Figure record listings
-=-=-=-=-

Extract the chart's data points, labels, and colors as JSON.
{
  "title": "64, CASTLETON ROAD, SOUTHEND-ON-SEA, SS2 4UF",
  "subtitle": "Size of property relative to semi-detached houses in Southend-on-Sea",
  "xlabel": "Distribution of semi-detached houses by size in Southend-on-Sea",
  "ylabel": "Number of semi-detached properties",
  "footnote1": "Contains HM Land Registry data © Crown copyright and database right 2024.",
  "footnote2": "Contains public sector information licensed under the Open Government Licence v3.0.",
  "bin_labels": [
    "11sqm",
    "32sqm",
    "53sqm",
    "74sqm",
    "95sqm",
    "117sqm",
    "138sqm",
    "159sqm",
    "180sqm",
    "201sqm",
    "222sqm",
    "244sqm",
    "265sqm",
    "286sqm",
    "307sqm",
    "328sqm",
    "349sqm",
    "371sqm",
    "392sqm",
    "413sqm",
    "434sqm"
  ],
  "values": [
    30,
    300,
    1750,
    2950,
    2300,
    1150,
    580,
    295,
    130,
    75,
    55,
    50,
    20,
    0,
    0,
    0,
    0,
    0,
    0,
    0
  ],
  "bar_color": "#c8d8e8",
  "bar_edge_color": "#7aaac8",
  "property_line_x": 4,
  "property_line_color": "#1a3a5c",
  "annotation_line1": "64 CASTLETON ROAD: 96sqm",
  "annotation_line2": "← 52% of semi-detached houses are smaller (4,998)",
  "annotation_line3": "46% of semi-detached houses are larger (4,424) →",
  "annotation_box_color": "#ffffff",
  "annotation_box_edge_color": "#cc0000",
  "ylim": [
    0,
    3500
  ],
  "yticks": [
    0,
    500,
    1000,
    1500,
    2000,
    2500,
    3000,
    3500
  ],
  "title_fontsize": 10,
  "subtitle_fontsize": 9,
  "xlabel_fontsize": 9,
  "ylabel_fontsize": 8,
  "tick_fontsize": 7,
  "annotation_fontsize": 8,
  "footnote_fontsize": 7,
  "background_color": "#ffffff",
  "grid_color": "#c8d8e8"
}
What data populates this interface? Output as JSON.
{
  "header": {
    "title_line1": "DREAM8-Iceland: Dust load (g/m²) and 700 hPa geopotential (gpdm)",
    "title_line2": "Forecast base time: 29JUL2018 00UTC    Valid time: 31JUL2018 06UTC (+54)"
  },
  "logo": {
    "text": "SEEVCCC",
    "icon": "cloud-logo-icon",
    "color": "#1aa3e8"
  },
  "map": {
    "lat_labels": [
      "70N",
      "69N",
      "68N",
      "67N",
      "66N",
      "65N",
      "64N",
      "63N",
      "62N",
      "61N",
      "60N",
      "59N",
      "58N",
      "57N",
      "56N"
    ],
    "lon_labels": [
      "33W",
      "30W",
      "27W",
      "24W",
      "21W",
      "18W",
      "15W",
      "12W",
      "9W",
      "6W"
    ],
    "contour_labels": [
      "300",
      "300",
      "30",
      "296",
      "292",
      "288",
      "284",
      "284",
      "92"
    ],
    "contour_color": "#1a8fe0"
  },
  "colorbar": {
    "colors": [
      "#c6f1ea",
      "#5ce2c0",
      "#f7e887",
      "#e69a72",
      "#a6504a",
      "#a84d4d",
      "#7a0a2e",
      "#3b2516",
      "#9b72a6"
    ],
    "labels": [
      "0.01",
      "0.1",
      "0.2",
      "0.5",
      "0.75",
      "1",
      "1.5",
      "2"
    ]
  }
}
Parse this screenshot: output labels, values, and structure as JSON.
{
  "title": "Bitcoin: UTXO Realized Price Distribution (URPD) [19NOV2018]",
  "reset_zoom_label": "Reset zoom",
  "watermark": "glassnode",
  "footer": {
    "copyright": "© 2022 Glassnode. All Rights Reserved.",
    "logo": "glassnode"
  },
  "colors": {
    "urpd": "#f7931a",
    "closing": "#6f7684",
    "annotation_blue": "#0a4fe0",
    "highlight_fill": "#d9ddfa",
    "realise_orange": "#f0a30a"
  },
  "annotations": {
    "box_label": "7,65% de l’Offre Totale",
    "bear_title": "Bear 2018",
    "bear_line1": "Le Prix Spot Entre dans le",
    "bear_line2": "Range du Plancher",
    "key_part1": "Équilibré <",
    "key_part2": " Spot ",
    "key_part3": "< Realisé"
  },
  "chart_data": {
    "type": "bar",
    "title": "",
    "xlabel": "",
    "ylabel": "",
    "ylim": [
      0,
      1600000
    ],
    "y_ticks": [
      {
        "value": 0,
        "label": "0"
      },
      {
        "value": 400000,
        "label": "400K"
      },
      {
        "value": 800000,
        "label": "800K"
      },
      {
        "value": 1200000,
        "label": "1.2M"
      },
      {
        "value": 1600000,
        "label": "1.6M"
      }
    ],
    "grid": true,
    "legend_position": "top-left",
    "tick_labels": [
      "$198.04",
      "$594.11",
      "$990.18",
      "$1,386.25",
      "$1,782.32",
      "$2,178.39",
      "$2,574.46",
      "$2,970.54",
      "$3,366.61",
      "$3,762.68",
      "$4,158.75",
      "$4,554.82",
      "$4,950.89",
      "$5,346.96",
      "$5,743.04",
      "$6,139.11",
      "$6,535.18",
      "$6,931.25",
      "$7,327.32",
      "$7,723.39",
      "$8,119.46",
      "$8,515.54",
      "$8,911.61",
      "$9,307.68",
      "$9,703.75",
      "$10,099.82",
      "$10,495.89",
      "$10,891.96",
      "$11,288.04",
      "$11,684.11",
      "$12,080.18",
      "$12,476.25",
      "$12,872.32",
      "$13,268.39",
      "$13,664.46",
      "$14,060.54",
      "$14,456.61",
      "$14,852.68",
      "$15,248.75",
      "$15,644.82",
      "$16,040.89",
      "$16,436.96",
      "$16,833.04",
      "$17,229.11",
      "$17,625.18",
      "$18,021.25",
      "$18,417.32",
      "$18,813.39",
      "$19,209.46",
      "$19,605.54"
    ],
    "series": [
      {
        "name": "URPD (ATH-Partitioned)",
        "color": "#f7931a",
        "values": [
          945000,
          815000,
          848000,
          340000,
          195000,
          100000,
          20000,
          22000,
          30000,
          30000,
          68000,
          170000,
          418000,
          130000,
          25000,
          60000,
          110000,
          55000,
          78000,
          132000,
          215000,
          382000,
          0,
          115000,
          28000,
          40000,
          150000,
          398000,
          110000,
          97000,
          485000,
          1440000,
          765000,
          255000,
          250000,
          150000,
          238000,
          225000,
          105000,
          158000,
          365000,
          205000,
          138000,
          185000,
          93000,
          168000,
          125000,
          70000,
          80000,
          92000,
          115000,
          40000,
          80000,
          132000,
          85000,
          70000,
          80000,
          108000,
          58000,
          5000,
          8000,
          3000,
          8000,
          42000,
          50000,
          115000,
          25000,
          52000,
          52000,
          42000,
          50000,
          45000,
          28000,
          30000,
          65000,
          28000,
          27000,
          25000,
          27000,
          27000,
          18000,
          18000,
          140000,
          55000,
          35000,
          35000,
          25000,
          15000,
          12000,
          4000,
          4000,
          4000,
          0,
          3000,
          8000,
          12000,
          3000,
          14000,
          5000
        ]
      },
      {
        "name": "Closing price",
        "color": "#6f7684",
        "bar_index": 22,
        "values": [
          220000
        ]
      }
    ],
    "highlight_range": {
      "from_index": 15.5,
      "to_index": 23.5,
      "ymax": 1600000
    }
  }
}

-=-=-=-=-

§ Written exercise:
Copy each line of the data exactly, leaving nothing out.

§ Finished answer:
Extract the chart's data points, labels, and colors as JSON.
{
  "title": "64, CASTLETON ROAD, SOUTHEND-ON-SEA, SS2 4UF",
  "subtitle": "Size of property relative to semi-detached houses in Southend-on-Sea",
  "xlabel": "Distribution of semi-detached houses by size in Southend-on-Sea",
  "ylabel": "Number of semi-detached properties",
  "footnote1": "Contains HM Land Registry data © Crown copyright and database right 2024.",
  "footnote2": "Contains public sector information licensed under the Open Government Licence v3.0.",
  "bin_labels": [
    "11sqm",
    "32sqm",
    "53sqm",
    "74sqm",
    "95sqm",
    "117sqm",
    "138sqm",
    "159sqm",
    "180sqm",
    "201sqm",
    "222sqm",
    "244sqm",
    "265sqm",
    "286sqm",
    "307sqm",
    "328sqm",
    "349sqm",
    "371sqm",
    "392sqm",
    "413sqm",
    "434sqm"
  ],
  "values": [
    30,
    300,
    1750,
    2950,
    2300,
    1150,
    580,
    295,
    130,
    75,
    55,
    50,
    20,
    0,
    0,
    0,
    0,
    0,
    0,
    0
  ],
  "bar_color": "#c8d8e8",
  "bar_edge_color": "#7aaac8",
  "property_line_x": 4,
  "property_line_color": "#1a3a5c",
  "annotation_line1": "64 CASTLETON ROAD: 96sqm",
  "annotation_line2": "← 52% of semi-detached houses are smaller (4,998)",
  "annotation_line3": "46% of semi-detached houses are larger (4,424) →",
  "annotation_box_color": "#ffffff",
  "annotation_box_edge_color": "#cc0000",
  "ylim": [
    0,
    3500
  ],
  "yticks": [
    0,
    500,
    1000,
    1500,
    2000,
    2500,
    3000,
    3500
  ],
  "title_fontsize": 10,
  "subtitle_fontsize": 9,
  "xlabel_fontsize": 9,
  "ylabel_fontsize": 8,
  "tick_fontsize": 7,
  "annotation_fontsize": 8,
  "footnote_fontsize": 7,
  "background_color": "#ffffff",
  "grid_color": "#c8d8e8"
}
What data populates this interface? Output as JSON.
{
  "header": {
    "title_line1": "DREAM8-Iceland: Dust load (g/m²) and 700 hPa geopotential (gpdm)",
    "title_line2": "Forecast base time: 29JUL2018 00UTC    Valid time: 31JUL2018 06UTC (+54)"
  },
  "logo": {
    "text": "SEEVCCC",
    "icon": "cloud-logo-icon",
    "color": "#1aa3e8"
  },
  "map": {
    "lat_labels": [
      "70N",
      "69N",
      "68N",
      "67N",
      "66N",
      "65N",
      "64N",
      "63N",
      "62N",
      "61N",
      "60N",
      "59N",
      "58N",
      "57N",
      "56N"
    ],
    "lon_labels": [
      "33W",
      "30W",
      "27W",
      "24W",
      "21W",
      "18W",
      "15W",
      "12W",
      "9W",
      "6W"
    ],
    "contour_labels": [
      "300",
      "300",
      "30",
      "296",
      "292",
      "288",
      "284",
      "284",
      "92"
    ],
    "contour_color": "#1a8fe0"
  },
  "colorbar": {
    "colors": [
      "#c6f1ea",
      "#5ce2c0",
      "#f7e887",
      "#e69a72",
      "#a6504a",
      "#a84d4d",
      "#7a0a2e",
      "#3b2516",
      "#9b72a6"
    ],
    "labels": [
      "0.01",
      "0.1",
      "0.2",
      "0.5",
      "0.75",
      "1",
      "1.5",
      "2"
    ]
  }
}
Parse this screenshot: output labels, values, and structure as JSON.
{
  "title": "Bitcoin: UTXO Realized Price Distribution (URPD) [19NOV2018]",
  "reset_zoom_label": "Reset zoom",
  "watermark": "glassnode",
  "footer": {
    "copyright": "© 2022 Glassnode. All Rights Reserved.",
    "logo": "glassnode"
  },
  "colors": {
    "urpd": "#f7931a",
    "closing": "#6f7684",
    "annotation_blue": "#0a4fe0",
    "highlight_fill": "#d9ddfa",
    "realise_orange": "#f0a30a"
  },
  "annotations": {
    "box_label": "7,65% de l’Offre Totale",
    "bear_title": "Bear 2018",
    "bear_line1": "Le Prix Spot Entre dans le",
    "bear_line2": "Range du Plancher",
    "key_part1": "Équilibré <",
    "key_part2": " Spot ",
    "key_part3": "< Realisé"
  },
  "chart_data": {
    "type": "bar",
    "title": "",
    "xlabel": "",
    "ylabel": "",
    "ylim": [
      0,
      1600000
    ],
    "y_ticks": [
      {
        "value": 0,
        "label": "0"
      },
      {
        "value": 400000,
        "label": "400K"
      },
      {
        "value": 800000,
        "label": "800K"
      },
      {
        "value": 1200000,
        "label": "1.2M"
      },
      {
        "value": 1600000,
        "label": "1.6M"
      }
    ],
    "grid": true,
    "legend_position": "top-left",
    "tick_labels": [
      "$198.04",
      "$594.11",
      "$990.18",
      "$1,386.25",
      "$1,782.32",
      "$2,178.39",
      "$2,574.46",
      "$2,970.54",
      "$3,366.61",
      "$3,762.68",
      "$4,158.75",
      "$4,554.82",
      "$4,950.89",
      "$5,346.96",
      "$5,743.04",
      "$6,139.11",
      "$6,535.18",
      "$6,931.25",
      "$7,327.32",
      "$7,723.39",
      "$8,119.46",
      "$8,515.54",
      "$8,911.61",
      "$9,307.68",
      "$9,703.75",
      "$10,099.82",
      "$10,495.89",
      "$10,891.96",
      "$11,288.04",
      "$11,684.11",
      "$12,080.18",
      "$12,476.25",
      "$12,872.32",
      "$13,268.39",
      "$13,664.46",
      "$14,060.54",
      "$14,456.61",
      "$14,852.68",
      "$15,248.75",
      "$15,644.82",
      "$16,040.89",
      "$16,436.96",
      "$16,833.04",
      "$17,229.11",
      "$17,625.18",
      "$18,021.25",
      "$18,417.32",
      "$18,813.39",
      "$19,209.46",
      "$19,605.54"
    ],
    "series": [
      {
        "name": "URPD (ATH-Partitioned)",
        "color": "#f7931a",
        "values": [
          945000,
          815000,
          848000,
          340000,
          195000,
          100000,
          20000,
          22000,
          30000,
          30000,
          68000,
          170000,
          418000,
          130000,
          25000,
          60000,
          110000,
          55000,
          78000,
          132000,
          215000,
          382000,
          0,
          115000,
          28000,
          40000,
          150000,
          398000,
          110000,
          97000,
          485000,
          1440000,
          765000,
          255000,
          250000,
          150000,
          238000,
          225000,
          105000,
          158000,
          365000,
          205000,
          138000,
          185000,
          93000,
          168000,
          125000,
          70000,
          80000,
          92000,
          115000,
          40000,
          80000,
          132000,
          85000,
          70000,
          80000,
          108000,
          58000,
          5000,
          8000,
          3000,
          8000,
          42000,
          50000,
          115000,
          25000,
          52000,
          52000,
          42000,
          50000,
          45000,
          28000,
          30000,
          65000,
          28000,
          27000,
          25000,
          27000,
          27000,
          18000,
          18000,
          140000,
          55000,
          35000,
          35000,
          25000,
          15000,
          12000,
          4000,
          4000,
          4000,
          0,
          3000,
          8000,
          12000,
          3000,
          14000,
          5000
        ]
      },
      {
        "name": "Closing price",
        "color": "#6f7684",
        "bar_index": 22,
        "values": [
          220000
        ]
      }
    ],
    "highlight_range": {
      "from_index": 15.5,
      "to_index": 23.5,
      "ymax": 1600000
    }
  }
}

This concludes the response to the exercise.